TEXTO —
-----
En
las primeras horas del 24 de marzo, Isabel Perón, Julio González, su
secretario privado, un edecán y el jefe de la custodia presidencial
subieron al helicóptero que debía llevarlos de regreso a la quinta de
Olivos. La presidente regresaba con la relativa tranquilidad que le
había trasmitido el ministro de Defensa, José Deheza, a quien el
comandante Videla había solicitado una reunión con los generales para
las 12 de esa mañana. Si había golpe, no sería al día siguiente.
Sin
embargo el helicóptero no se dirigió a la quinta presidencial. Al
aterrizar en el Aeroparque de Buenos Aires, el jefe de la base de la
Fuerza Aérea informó a la mandataria que el aparato tenía fallas
mecánicas y que mientras la convidaban con un café, llegaría un nuevo
vehículo para trasladarla. Una vez en su oficina, el comandante le
comunicó que el viaje no se reanudaría pues había sido derrocada por las
Fuerzas Armadas. Se puede suponer que el ofrecimiento de café tampoco
era verdadero.
Se iniciaba el Proceso de Reorganización Nacional.
LA GRIETA
Recientemente,
un periodista conocido por su audacia y su ingenio, que militara alguna
vez en el campo definido como progresista y que hoy, tras su paso por
las tablas del teatro de revistas se destaca en el novedoso arte del
stand up, comentaba con dolor que nuestro país se encuentra dividido por
una grieta que lo quiebra en su unidad. Desde luego, que esa dolorosa
desunión no es casual. Sería –siguiendo el estilo potencial del Gran
Diario Argentino que tan genialmente satiriza Javier Romero- provocada
por la crispación de los partidarios del entonces gobierno nacional...
-----
CONSIGNA — Según el texto, ¿qué explicación dio el jefe de la base de la Fuerza Aérea a la mandataria al aterrizar en el Aeroparque de Buenos Aires? El material que aparece a continuación es independiente del texto.

LÍNEAS DE DATOS —
-----
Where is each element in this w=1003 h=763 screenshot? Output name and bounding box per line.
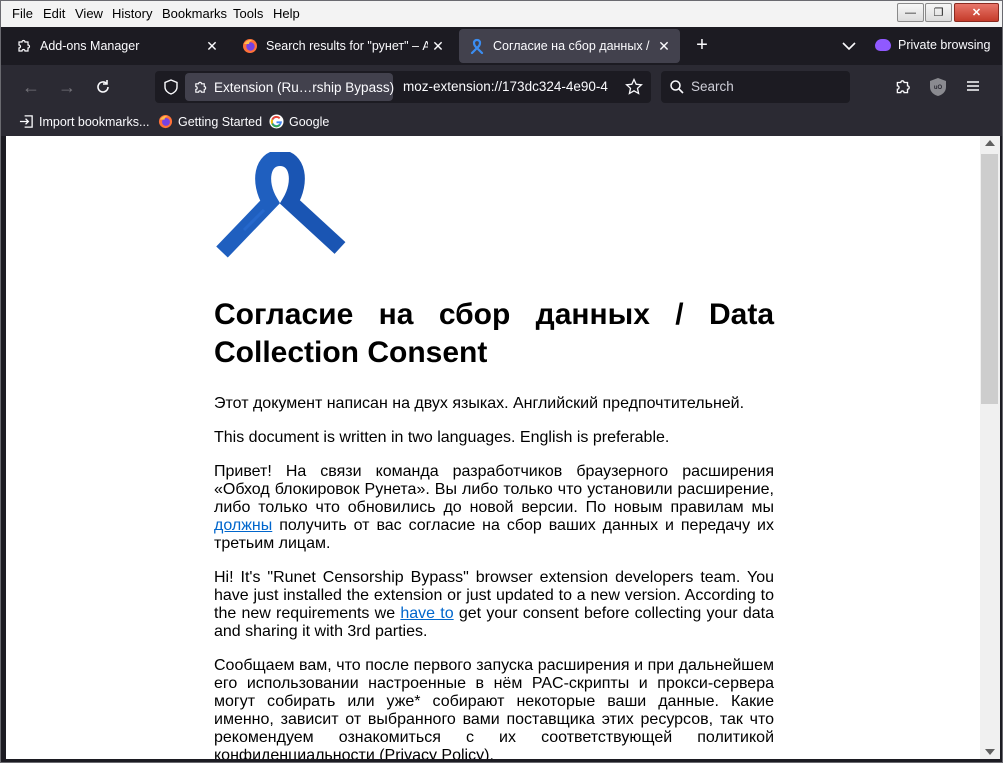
-----
RESPUESTA ESPERADA — Le informó que el helicóptero tenía fallas mecánicas y que, mientras la convidaban con un café, llegaría un nuevo vehículo para trasladarla.